>> BEGIN RECORD SET
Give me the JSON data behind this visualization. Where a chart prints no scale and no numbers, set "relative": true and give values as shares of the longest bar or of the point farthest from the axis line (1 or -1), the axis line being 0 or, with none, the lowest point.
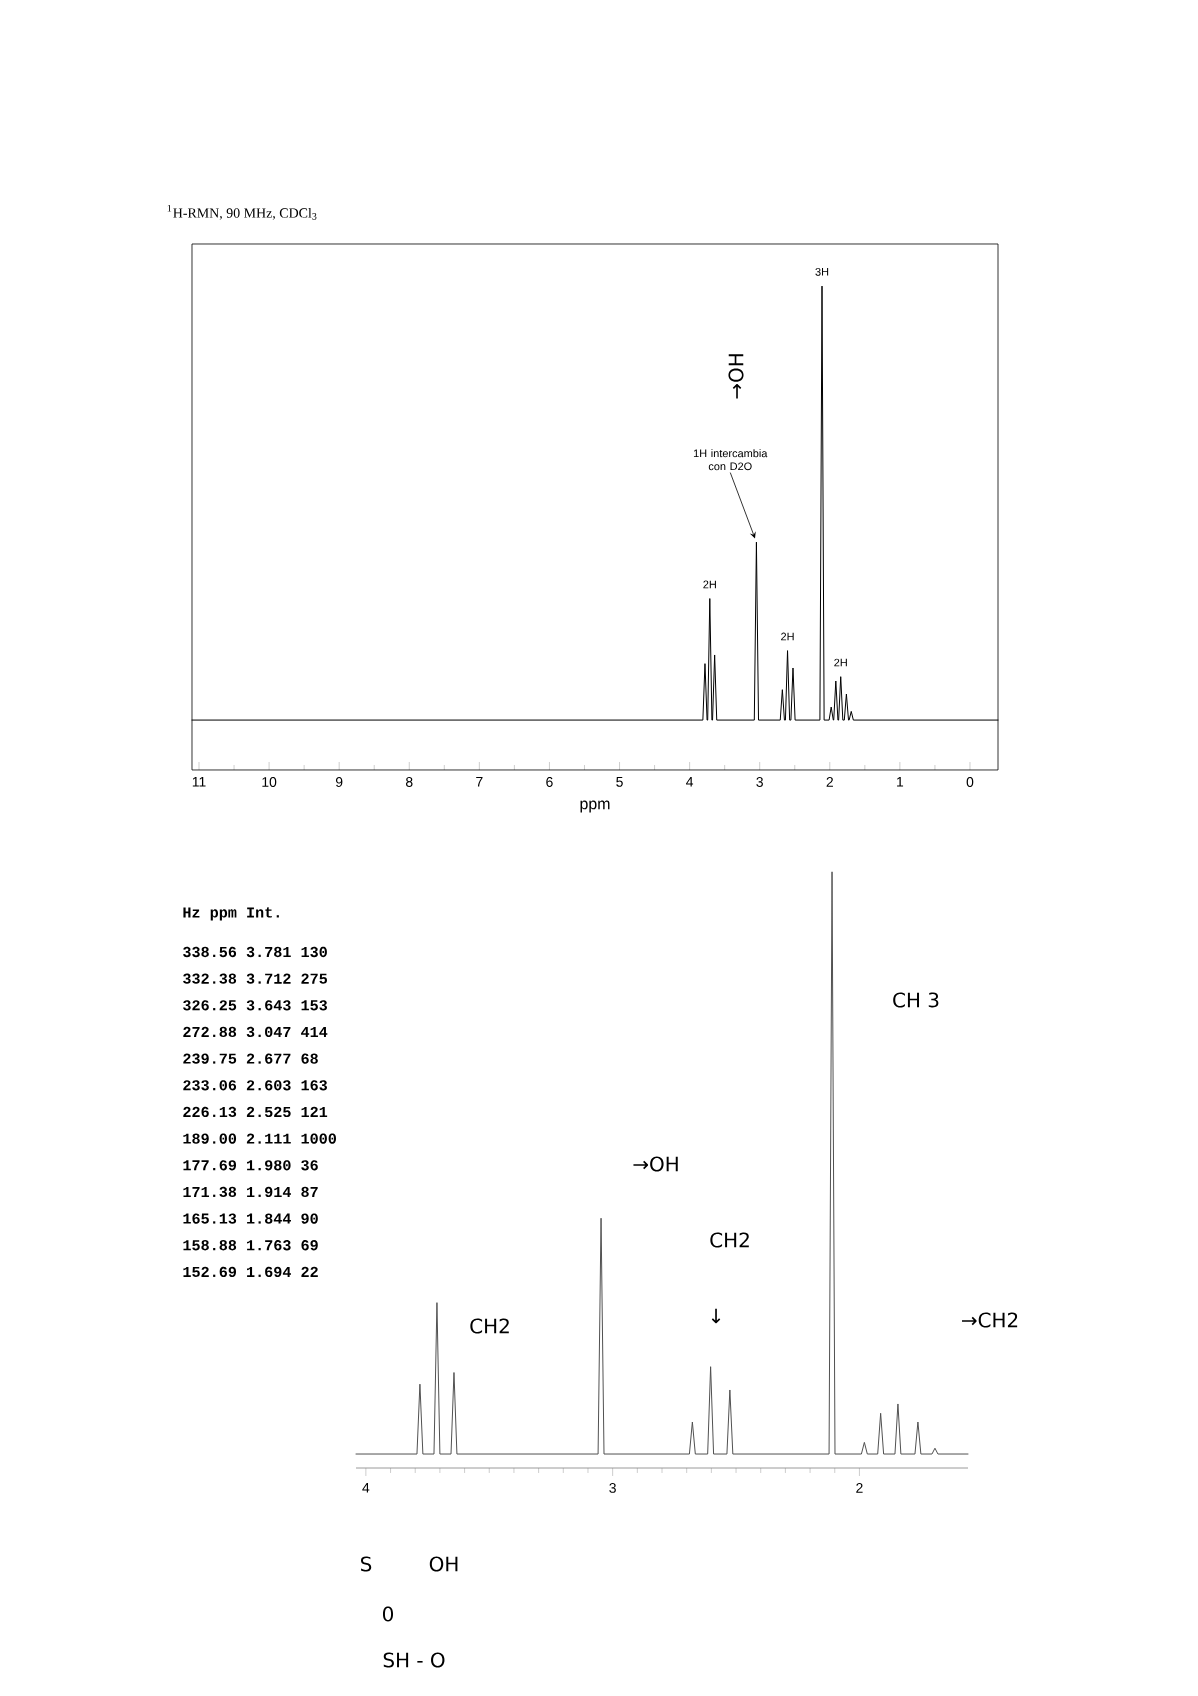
{
  "chart_data": [
    {
      "type": "line",
      "title": "$^{1}$H-RMN, 90 MHz, CDCl$_{3}$",
      "xlabel": "ppm",
      "relative": true,
      "xlim": [
        11.1,
        -0.4
      ],
      "xticks": [
        11,
        10,
        9,
        8,
        7,
        6,
        5,
        4,
        3,
        2,
        1,
        0
      ],
      "series": [
        {
          "color": "#000000",
          "x": [
            11.1,
            3.811,
            3.781,
            3.751,
            3.742,
            3.712,
            3.682,
            3.673,
            3.643,
            3.613,
            3.077,
            3.047,
            3.017,
            2.707,
            2.677,
            2.647,
            2.633,
            2.603,
            2.573,
            2.555,
            2.525,
            2.495,
            2.141,
            2.111,
            2.081,
            2.01,
            1.98,
            1.95,
            1.944,
            1.914,
            1.884,
            1.874,
            1.844,
            1.814,
            1.793,
            1.763,
            1.733,
            1.724,
            1.694,
            1.664,
            -0.4
          ],
          "values": [
            0,
            0,
            0.13,
            0,
            0,
            0.28,
            0,
            0,
            0.15,
            0,
            0,
            0.41,
            0,
            0,
            0.07,
            0,
            0,
            0.16,
            0,
            0,
            0.12,
            0,
            0,
            1,
            0,
            0,
            0.03,
            0,
            0,
            0.09,
            0,
            0,
            0.1,
            0,
            0,
            0.06,
            0,
            0,
            0.02,
            0,
            0
          ]
        }
      ],
      "annotations": [
        {
          "text": "3H",
          "x": 2.111,
          "y": 1
        },
        {
          "text": "1H intercambia con D2O",
          "x": 3.047,
          "y": 0.41
        },
        {
          "text": "2H",
          "x": 3.712,
          "y": 0.28
        },
        {
          "text": "2H",
          "x": 2.603,
          "y": 0.16
        },
        {
          "text": "2H",
          "x": 1.844,
          "y": 0.1
        },
        "→OH"
      ]
    },
    {
      "type": "line",
      "relative": true,
      "xlim": [
        4.04,
        1.56
      ],
      "xticks": [
        4,
        3,
        2
      ],
      "series": [
        {
          "color": "#505050",
          "x": [
            4.04,
            3.793,
            3.781,
            3.769,
            3.724,
            3.712,
            3.7,
            3.655,
            3.643,
            3.631,
            3.059,
            3.047,
            3.035,
            2.689,
            2.677,
            2.665,
            2.615,
            2.603,
            2.591,
            2.537,
            2.525,
            2.513,
            2.123,
            2.111,
            2.099,
            1.992,
            1.98,
            1.968,
            1.926,
            1.914,
            1.902,
            1.856,
            1.844,
            1.832,
            1.775,
            1.763,
            1.751,
            1.706,
            1.694,
            1.682,
            1.56
          ],
          "values": [
            0,
            0,
            0.12,
            0,
            0,
            0.26,
            0,
            0,
            0.14,
            0,
            0,
            0.405,
            0,
            0,
            0.055,
            0,
            0,
            0.15,
            0,
            0,
            0.11,
            0,
            0,
            1,
            0,
            0,
            0.02,
            0,
            0,
            0.07,
            0,
            0,
            0.086,
            0,
            0,
            0.055,
            0,
            0,
            0.01,
            0,
            0
          ]
        }
      ],
      "annotations": [
        "Hz ppm Int.",
        "338.56 3.781 130",
        "332.38 3.712 275",
        "326.25 3.643 153",
        "272.88 3.047 414",
        "239.75 2.677 68",
        "233.06 2.603 163",
        "226.13 2.525 121",
        "189.00 2.111 1000",
        "177.69 1.980 36",
        "171.38 1.914 87",
        "165.13 1.844 90",
        "158.88 1.763 69",
        "152.69 1.694 22",
        "CH2",
        "→OH",
        "CH2",
        "↓",
        "CH 3",
        "→CH2",
        "S",
        "OH",
        "0",
        "SH - O"
      ]
    }
  ]
}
>> END RECORD SET
Without the images, write out each line of the data verbatim.

Give me the JSON data behind this visualization. Where a chart prints no scale and no numbers, set "relative": true and give values as shares of the longest bar or of the point farthest from the axis line (1 or -1), the axis line being 0 or, with none, the lowest point.
{
  "chart_data": [
    {
      "type": "line",
      "title": "$^{1}$H-RMN, 90 MHz, CDCl$_{3}$",
      "xlabel": "ppm",
      "relative": true,
      "xlim": [
        11.1,
        -0.4
      ],
      "xticks": [
        11,
        10,
        9,
        8,
        7,
        6,
        5,
        4,
        3,
        2,
        1,
        0
      ],
      "series": [
        {
          "color": "#000000",
          "x": [
            11.1,
            3.811,
            3.781,
            3.751,
            3.742,
            3.712,
            3.682,
            3.673,
            3.643,
            3.613,
            3.077,
            3.047,
            3.017,
            2.707,
            2.677,
            2.647,
            2.633,
            2.603,
            2.573,
            2.555,
            2.525,
            2.495,
            2.141,
            2.111,
            2.081,
            2.01,
            1.98,
            1.95,
            1.944,
            1.914,
            1.884,
            1.874,
            1.844,
            1.814,
            1.793,
            1.763,
            1.733,
            1.724,
            1.694,
            1.664,
            -0.4
          ],
          "values": [
            0,
            0,
            0.13,
            0,
            0,
            0.28,
            0,
            0,
            0.15,
            0,
            0,
            0.41,
            0,
            0,
            0.07,
            0,
            0,
            0.16,
            0,
            0,
            0.12,
            0,
            0,
            1,
            0,
            0,
            0.03,
            0,
            0,
            0.09,
            0,
            0,
            0.1,
            0,
            0,
            0.06,
            0,
            0,
            0.02,
            0,
            0
          ]
        }
      ],
      "annotations": [
        {
          "text": "3H",
          "x": 2.111,
          "y": 1
        },
        {
          "text": "1H intercambia con D2O",
          "x": 3.047,
          "y": 0.41
        },
        {
          "text": "2H",
          "x": 3.712,
          "y": 0.28
        },
        {
          "text": "2H",
          "x": 2.603,
          "y": 0.16
        },
        {
          "text": "2H",
          "x": 1.844,
          "y": 0.1
        },
        "→OH"
      ]
    },
    {
      "type": "line",
      "relative": true,
      "xlim": [
        4.04,
        1.56
      ],
      "xticks": [
        4,
        3,
        2
      ],
      "series": [
        {
          "color": "#505050",
          "x": [
            4.04,
            3.793,
            3.781,
            3.769,
            3.724,
            3.712,
            3.7,
            3.655,
            3.643,
            3.631,
            3.059,
            3.047,
            3.035,
            2.689,
            2.677,
            2.665,
            2.615,
            2.603,
            2.591,
            2.537,
            2.525,
            2.513,
            2.123,
            2.111,
            2.099,
            1.992,
            1.98,
            1.968,
            1.926,
            1.914,
            1.902,
            1.856,
            1.844,
            1.832,
            1.775,
            1.763,
            1.751,
            1.706,
            1.694,
            1.682,
            1.56
          ],
          "values": [
            0,
            0,
            0.12,
            0,
            0,
            0.26,
            0,
            0,
            0.14,
            0,
            0,
            0.405,
            0,
            0,
            0.055,
            0,
            0,
            0.15,
            0,
            0,
            0.11,
            0,
            0,
            1,
            0,
            0,
            0.02,
            0,
            0,
            0.07,
            0,
            0,
            0.086,
            0,
            0,
            0.055,
            0,
            0,
            0.01,
            0,
            0
          ]
        }
      ],
      "annotations": [
        "Hz ppm Int.",
        "338.56 3.781 130",
        "332.38 3.712 275",
        "326.25 3.643 153",
        "272.88 3.047 414",
        "239.75 2.677 68",
        "233.06 2.603 163",
        "226.13 2.525 121",
        "189.00 2.111 1000",
        "177.69 1.980 36",
        "171.38 1.914 87",
        "165.13 1.844 90",
        "158.88 1.763 69",
        "152.69 1.694 22",
        "CH2",
        "→OH",
        "CH2",
        "↓",
        "CH 3",
        "→CH2",
        "S",
        "OH",
        "0",
        "SH - O"
      ]
    }
  ]
}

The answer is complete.